<<<<

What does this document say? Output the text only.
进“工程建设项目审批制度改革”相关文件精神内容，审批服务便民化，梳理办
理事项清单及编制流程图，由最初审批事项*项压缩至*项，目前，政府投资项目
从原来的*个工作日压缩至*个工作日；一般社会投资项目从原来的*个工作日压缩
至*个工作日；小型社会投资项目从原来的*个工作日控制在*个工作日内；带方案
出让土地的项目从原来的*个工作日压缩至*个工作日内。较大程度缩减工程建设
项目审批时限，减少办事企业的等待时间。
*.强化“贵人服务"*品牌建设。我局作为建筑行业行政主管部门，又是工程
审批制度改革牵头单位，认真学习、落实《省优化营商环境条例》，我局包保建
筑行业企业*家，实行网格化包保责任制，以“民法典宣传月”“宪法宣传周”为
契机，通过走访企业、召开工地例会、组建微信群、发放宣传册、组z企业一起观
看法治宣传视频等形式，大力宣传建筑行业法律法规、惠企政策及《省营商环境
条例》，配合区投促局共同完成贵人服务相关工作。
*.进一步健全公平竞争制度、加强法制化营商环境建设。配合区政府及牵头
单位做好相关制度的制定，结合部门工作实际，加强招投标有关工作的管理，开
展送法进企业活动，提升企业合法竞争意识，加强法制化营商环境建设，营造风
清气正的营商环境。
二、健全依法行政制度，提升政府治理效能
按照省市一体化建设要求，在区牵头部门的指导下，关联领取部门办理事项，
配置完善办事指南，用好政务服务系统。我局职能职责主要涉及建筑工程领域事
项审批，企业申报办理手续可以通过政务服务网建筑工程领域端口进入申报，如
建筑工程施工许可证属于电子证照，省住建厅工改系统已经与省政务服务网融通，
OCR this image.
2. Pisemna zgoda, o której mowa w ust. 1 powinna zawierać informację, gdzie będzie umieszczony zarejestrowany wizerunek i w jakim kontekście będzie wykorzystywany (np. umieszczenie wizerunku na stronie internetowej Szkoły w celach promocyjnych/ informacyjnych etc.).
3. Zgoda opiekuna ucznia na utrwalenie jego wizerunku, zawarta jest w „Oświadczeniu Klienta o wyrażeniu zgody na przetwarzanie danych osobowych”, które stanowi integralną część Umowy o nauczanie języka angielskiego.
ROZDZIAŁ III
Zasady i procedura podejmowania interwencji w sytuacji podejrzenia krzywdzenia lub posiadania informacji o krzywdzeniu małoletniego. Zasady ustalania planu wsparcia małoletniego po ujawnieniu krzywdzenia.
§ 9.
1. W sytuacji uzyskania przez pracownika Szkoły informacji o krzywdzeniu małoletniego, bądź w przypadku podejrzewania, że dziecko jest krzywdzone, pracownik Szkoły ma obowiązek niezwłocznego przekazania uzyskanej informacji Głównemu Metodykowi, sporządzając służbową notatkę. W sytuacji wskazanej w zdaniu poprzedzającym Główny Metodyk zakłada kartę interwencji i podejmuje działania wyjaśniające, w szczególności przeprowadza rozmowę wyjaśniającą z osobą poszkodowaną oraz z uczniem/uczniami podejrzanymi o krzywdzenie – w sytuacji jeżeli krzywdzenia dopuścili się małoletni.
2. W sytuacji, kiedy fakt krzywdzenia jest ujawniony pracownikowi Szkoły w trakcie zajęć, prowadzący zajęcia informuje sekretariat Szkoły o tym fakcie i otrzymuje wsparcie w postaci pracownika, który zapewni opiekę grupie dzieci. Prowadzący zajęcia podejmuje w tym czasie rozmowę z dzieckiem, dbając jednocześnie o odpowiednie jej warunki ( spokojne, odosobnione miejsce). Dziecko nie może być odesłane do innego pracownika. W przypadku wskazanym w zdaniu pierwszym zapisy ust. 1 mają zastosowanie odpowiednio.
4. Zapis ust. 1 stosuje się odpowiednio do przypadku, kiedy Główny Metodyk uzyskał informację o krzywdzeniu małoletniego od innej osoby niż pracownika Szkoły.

>>>>

- EXERCISE REQUIREMENTS
Show all lines from the records above where the word "this" occurs.

- OUTPUT OF THE TASK
What does this document say? Output the text only.
OCR this image.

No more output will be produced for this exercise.